Your task is to output the data exactly as it stands.

- _Data shown_:
start

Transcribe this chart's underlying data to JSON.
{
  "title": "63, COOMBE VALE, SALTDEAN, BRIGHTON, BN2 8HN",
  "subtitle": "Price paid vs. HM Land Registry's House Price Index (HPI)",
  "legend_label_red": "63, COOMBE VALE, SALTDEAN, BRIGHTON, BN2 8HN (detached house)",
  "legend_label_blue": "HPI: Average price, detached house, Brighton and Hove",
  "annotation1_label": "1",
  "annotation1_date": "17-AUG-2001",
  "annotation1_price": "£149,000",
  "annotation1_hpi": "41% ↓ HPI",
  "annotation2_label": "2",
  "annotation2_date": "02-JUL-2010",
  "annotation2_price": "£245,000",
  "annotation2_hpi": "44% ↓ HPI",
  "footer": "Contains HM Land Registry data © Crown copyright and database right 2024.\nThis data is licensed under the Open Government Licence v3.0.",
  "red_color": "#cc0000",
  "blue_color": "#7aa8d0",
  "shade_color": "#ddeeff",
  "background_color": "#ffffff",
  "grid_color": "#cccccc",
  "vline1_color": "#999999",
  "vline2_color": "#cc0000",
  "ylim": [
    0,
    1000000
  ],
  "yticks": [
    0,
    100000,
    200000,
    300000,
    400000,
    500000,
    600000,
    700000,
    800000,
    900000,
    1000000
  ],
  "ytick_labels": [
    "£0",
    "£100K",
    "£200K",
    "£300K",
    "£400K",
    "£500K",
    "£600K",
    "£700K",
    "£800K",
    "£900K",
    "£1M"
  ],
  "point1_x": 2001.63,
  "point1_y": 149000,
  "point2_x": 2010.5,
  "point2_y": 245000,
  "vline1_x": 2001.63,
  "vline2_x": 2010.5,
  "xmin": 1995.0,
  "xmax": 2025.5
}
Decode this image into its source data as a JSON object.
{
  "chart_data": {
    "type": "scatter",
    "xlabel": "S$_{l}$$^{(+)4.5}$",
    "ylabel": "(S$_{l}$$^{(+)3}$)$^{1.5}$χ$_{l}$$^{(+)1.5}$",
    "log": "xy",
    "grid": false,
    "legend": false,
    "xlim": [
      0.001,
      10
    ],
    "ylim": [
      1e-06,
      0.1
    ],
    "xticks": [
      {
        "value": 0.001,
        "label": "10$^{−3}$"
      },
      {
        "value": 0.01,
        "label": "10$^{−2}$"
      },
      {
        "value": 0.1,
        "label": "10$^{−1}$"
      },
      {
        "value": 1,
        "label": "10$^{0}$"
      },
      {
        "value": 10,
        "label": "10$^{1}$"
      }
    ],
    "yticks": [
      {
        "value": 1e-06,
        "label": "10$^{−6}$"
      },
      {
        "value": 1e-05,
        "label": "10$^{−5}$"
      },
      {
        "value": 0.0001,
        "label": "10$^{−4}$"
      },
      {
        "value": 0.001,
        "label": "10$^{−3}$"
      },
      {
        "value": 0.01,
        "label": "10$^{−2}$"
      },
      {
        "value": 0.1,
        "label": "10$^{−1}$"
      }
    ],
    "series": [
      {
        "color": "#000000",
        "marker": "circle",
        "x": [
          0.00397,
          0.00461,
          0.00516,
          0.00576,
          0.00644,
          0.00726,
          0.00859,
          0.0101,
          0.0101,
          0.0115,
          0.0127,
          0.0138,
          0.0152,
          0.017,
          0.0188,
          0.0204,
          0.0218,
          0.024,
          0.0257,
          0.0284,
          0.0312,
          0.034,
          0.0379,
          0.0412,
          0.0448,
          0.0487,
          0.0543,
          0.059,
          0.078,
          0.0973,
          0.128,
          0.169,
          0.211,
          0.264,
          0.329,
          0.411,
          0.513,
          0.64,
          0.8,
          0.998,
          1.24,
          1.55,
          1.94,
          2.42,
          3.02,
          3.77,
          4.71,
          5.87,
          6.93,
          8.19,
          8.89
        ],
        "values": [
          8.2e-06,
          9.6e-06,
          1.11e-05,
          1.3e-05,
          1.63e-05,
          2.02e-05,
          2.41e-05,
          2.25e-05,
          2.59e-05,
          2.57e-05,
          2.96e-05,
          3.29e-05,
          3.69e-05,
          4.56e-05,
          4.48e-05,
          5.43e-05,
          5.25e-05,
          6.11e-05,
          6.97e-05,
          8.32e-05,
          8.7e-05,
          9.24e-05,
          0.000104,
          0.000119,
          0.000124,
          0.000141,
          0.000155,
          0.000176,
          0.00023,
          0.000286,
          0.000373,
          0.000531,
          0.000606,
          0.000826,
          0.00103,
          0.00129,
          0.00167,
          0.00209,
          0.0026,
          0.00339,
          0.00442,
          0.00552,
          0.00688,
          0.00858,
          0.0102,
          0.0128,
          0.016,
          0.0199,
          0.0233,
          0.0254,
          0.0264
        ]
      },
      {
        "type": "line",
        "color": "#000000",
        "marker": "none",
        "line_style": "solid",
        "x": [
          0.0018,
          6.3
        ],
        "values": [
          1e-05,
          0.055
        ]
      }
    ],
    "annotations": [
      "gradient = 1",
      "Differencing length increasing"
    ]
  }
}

end

- _Output of the task_:
Transcribe this chart's underlying data to JSON.
{
  "title": "63, COOMBE VALE, SALTDEAN, BRIGHTON, BN2 8HN",
  "subtitle": "Price paid vs. HM Land Registry's House Price Index (HPI)",
  "legend_label_red": "63, COOMBE VALE, SALTDEAN, BRIGHTON, BN2 8HN (detached house)",
  "legend_label_blue": "HPI: Average price, detached house, Brighton and Hove",
  "annotation1_label": "1",
  "annotation1_date": "17-AUG-2001",
  "annotation1_price": "£149,000",
  "annotation1_hpi": "41% ↓ HPI",
  "annotation2_label": "2",
  "annotation2_date": "02-JUL-2010",
  "annotation2_price": "£245,000",
  "annotation2_hpi": "44% ↓ HPI",
  "footer": "Contains HM Land Registry data © Crown copyright and database right 2024.\nThis data is licensed under the Open Government Licence v3.0.",
  "red_color": "#cc0000",
  "blue_color": "#7aa8d0",
  "shade_color": "#ddeeff",
  "background_color": "#ffffff",
  "grid_color": "#cccccc",
  "vline1_color": "#999999",
  "vline2_color": "#cc0000",
  "ylim": [
    0,
    1000000
  ],
  "yticks": [
    0,
    100000,
    200000,
    300000,
    400000,
    500000,
    600000,
    700000,
    800000,
    900000,
    1000000
  ],
  "ytick_labels": [
    "£0",
    "£100K",
    "£200K",
    "£300K",
    "£400K",
    "£500K",
    "£600K",
    "£700K",
    "£800K",
    "£900K",
    "£1M"
  ],
  "point1_x": 2001.63,
  "point1_y": 149000,
  "point2_x": 2010.5,
  "point2_y": 245000,
  "vline1_x": 2001.63,
  "vline2_x": 2010.5,
  "xmin": 1995.0,
  "xmax": 2025.5
}
Decode this image into its source data as a JSON object.
{
  "chart_data": {
    "type": "scatter",
    "xlabel": "S$_{l}$$^{(+)4.5}$",
    "ylabel": "(S$_{l}$$^{(+)3}$)$^{1.5}$χ$_{l}$$^{(+)1.5}$",
    "log": "xy",
    "grid": false,
    "legend": false,
    "xlim": [
      0.001,
      10
    ],
    "ylim": [
      1e-06,
      0.1
    ],
    "xticks": [
      {
        "value": 0.001,
        "label": "10$^{−3}$"
      },
      {
        "value": 0.01,
        "label": "10$^{−2}$"
      },
      {
        "value": 0.1,
        "label": "10$^{−1}$"
      },
      {
        "value": 1,
        "label": "10$^{0}$"
      },
      {
        "value": 10,
        "label": "10$^{1}$"
      }
    ],
    "yticks": [
      {
        "value": 1e-06,
        "label": "10$^{−6}$"
      },
      {
        "value": 1e-05,
        "label": "10$^{−5}$"
      },
      {
        "value": 0.0001,
        "label": "10$^{−4}$"
      },
      {
        "value": 0.001,
        "label": "10$^{−3}$"
      },
      {
        "value": 0.01,
        "label": "10$^{−2}$"
      },
      {
        "value": 0.1,
        "label": "10$^{−1}$"
      }
    ],
    "series": [
      {
        "color": "#000000",
        "marker": "circle",
        "x": [
          0.00397,
          0.00461,
          0.00516,
          0.00576,
          0.00644,
          0.00726,
          0.00859,
          0.0101,
          0.0101,
          0.0115,
          0.0127,
          0.0138,
          0.0152,
          0.017,
          0.0188,
          0.0204,
          0.0218,
          0.024,
          0.0257,
          0.0284,
          0.0312,
          0.034,
          0.0379,
          0.0412,
          0.0448,
          0.0487,
          0.0543,
          0.059,
          0.078,
          0.0973,
          0.128,
          0.169,
          0.211,
          0.264,
          0.329,
          0.411,
          0.513,
          0.64,
          0.8,
          0.998,
          1.24,
          1.55,
          1.94,
          2.42,
          3.02,
          3.77,
          4.71,
          5.87,
          6.93,
          8.19,
          8.89
        ],
        "values": [
          8.2e-06,
          9.6e-06,
          1.11e-05,
          1.3e-05,
          1.63e-05,
          2.02e-05,
          2.41e-05,
          2.25e-05,
          2.59e-05,
          2.57e-05,
          2.96e-05,
          3.29e-05,
          3.69e-05,
          4.56e-05,
          4.48e-05,
          5.43e-05,
          5.25e-05,
          6.11e-05,
          6.97e-05,
          8.32e-05,
          8.7e-05,
          9.24e-05,
          0.000104,
          0.000119,
          0.000124,
          0.000141,
          0.000155,
          0.000176,
          0.00023,
          0.000286,
          0.000373,
          0.000531,
          0.000606,
          0.000826,
          0.00103,
          0.00129,
          0.00167,
          0.00209,
          0.0026,
          0.00339,
          0.00442,
          0.00552,
          0.00688,
          0.00858,
          0.0102,
          0.0128,
          0.016,
          0.0199,
          0.0233,
          0.0254,
          0.0264
        ]
      },
      {
        "type": "line",
        "color": "#000000",
        "marker": "none",
        "line_style": "solid",
        "x": [
          0.0018,
          6.3
        ],
        "values": [
          1e-05,
          0.055
        ]
      }
    ],
    "annotations": [
      "gradient = 1",
      "Differencing length increasing"
    ]
  }
}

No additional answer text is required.